### [Instructions to follow]
Show every line in the entries below where the word "name" appears.

### [Records for the exercise]
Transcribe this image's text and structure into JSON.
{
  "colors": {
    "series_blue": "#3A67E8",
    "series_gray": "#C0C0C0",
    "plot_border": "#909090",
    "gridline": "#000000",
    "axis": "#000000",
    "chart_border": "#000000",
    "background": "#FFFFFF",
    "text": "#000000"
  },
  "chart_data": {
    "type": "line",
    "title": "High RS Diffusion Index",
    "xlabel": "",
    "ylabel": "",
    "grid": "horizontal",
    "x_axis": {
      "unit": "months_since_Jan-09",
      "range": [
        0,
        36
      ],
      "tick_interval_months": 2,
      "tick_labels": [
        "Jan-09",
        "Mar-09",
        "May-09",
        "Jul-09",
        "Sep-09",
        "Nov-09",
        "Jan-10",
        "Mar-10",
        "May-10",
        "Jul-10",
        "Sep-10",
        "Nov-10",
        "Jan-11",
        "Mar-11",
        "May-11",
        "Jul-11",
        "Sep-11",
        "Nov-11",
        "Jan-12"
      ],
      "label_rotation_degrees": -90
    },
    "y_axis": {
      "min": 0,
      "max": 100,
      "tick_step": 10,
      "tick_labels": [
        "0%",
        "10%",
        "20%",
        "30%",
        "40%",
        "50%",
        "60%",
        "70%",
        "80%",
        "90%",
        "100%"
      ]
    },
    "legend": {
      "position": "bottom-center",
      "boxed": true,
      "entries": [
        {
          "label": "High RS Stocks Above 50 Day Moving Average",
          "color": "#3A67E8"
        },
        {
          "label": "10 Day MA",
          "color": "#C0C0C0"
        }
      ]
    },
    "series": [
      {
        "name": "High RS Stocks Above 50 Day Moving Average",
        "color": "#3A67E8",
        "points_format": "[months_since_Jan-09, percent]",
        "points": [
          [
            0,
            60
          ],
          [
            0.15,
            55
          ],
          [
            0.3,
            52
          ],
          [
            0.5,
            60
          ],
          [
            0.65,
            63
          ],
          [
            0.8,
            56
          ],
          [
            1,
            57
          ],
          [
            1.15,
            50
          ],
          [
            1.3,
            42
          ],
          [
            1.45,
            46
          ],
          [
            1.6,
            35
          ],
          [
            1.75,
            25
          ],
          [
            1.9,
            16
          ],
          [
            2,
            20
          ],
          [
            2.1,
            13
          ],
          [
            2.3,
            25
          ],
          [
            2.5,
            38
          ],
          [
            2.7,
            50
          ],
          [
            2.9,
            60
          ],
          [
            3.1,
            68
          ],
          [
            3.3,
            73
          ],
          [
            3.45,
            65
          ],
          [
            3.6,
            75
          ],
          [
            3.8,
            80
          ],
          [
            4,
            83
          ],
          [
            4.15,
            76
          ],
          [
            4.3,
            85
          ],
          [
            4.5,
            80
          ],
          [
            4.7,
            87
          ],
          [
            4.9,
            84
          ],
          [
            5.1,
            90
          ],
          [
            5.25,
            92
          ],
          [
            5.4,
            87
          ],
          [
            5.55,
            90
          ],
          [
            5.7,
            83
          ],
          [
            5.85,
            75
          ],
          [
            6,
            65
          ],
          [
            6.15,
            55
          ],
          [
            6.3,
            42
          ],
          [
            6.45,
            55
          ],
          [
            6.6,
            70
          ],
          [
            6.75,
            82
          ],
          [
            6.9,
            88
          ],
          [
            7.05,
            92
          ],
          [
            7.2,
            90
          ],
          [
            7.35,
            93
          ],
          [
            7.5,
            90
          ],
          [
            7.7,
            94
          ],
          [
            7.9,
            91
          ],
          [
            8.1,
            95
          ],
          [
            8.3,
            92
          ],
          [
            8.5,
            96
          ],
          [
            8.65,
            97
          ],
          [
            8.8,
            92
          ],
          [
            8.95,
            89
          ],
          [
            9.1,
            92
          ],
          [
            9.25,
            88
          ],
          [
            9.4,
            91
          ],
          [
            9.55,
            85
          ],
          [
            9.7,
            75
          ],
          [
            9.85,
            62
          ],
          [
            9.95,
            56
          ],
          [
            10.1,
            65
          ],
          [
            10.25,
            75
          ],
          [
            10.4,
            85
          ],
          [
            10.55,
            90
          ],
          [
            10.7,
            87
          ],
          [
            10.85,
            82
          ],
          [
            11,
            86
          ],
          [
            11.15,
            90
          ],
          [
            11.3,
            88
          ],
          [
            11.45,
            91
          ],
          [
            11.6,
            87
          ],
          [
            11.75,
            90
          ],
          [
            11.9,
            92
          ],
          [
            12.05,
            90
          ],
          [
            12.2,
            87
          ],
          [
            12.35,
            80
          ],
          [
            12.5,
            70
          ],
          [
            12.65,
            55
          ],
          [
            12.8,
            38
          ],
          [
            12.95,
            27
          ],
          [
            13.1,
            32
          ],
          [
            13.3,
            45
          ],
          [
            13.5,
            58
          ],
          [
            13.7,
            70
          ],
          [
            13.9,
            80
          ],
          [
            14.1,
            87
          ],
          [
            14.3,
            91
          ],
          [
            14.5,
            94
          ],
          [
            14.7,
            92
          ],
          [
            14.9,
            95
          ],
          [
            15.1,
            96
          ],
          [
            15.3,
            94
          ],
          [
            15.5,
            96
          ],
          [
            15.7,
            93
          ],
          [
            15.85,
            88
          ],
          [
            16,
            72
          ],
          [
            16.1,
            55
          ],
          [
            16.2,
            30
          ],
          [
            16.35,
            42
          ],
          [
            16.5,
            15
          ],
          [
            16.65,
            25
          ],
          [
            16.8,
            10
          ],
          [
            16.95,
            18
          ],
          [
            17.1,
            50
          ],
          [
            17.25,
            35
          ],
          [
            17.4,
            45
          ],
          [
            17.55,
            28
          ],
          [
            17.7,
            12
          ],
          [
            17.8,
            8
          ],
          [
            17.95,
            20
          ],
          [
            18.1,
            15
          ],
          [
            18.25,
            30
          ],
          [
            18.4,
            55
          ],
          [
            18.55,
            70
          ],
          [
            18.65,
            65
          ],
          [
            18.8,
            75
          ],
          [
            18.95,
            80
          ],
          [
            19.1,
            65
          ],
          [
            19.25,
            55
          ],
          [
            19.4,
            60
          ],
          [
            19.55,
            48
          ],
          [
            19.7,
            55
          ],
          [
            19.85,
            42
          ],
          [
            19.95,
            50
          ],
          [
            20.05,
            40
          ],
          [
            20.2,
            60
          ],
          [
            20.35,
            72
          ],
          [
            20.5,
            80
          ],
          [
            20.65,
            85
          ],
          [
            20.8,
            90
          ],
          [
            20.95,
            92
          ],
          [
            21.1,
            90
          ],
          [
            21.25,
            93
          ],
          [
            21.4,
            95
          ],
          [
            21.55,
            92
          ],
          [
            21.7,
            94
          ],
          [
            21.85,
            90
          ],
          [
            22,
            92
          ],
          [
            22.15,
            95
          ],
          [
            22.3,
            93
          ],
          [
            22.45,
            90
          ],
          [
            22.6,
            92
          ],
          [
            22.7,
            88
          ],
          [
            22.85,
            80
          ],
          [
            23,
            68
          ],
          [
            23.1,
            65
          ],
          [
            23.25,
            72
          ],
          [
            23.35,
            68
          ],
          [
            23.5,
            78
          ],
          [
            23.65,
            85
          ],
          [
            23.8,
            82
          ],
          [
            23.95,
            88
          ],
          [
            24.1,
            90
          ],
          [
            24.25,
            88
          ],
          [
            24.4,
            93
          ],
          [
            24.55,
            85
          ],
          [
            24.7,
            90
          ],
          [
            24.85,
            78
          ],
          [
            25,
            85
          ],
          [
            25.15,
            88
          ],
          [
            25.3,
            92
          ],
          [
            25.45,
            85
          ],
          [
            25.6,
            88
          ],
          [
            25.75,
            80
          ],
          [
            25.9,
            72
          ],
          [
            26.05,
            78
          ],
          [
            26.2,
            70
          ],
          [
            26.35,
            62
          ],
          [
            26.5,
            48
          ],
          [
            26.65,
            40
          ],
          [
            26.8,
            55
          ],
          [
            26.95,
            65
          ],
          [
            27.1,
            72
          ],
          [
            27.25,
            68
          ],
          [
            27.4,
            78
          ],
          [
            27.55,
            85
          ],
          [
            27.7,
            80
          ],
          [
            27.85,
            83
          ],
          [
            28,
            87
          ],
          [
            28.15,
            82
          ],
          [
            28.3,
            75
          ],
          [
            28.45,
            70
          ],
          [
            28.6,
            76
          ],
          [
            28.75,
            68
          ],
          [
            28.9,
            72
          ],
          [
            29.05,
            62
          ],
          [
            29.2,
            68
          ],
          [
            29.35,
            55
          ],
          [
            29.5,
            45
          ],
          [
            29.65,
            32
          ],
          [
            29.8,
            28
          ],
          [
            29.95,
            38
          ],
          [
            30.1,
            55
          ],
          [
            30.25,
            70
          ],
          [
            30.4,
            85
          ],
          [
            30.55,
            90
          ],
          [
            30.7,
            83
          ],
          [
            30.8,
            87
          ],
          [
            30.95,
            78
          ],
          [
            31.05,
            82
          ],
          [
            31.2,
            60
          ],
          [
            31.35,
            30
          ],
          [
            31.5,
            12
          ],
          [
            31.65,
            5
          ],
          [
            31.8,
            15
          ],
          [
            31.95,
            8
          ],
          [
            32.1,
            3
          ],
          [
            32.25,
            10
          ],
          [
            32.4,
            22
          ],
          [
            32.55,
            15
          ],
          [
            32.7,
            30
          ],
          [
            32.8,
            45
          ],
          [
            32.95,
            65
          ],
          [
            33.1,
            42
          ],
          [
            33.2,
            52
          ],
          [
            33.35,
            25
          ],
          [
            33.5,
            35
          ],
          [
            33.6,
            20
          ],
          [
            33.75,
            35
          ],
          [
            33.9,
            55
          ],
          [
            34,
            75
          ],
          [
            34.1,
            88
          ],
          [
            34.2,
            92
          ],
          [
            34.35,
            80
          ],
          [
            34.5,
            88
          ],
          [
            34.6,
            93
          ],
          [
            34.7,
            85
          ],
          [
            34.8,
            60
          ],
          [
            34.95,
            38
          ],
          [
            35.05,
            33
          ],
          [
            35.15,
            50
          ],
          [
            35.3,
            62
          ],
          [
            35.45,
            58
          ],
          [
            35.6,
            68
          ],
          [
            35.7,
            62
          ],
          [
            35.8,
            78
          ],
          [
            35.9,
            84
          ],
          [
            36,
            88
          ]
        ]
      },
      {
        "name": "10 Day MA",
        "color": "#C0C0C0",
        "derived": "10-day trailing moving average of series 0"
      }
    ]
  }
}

### [Final result]
        "name": "High RS Stocks Above 50 Day Moving Average",
        "name": "10 Day MA",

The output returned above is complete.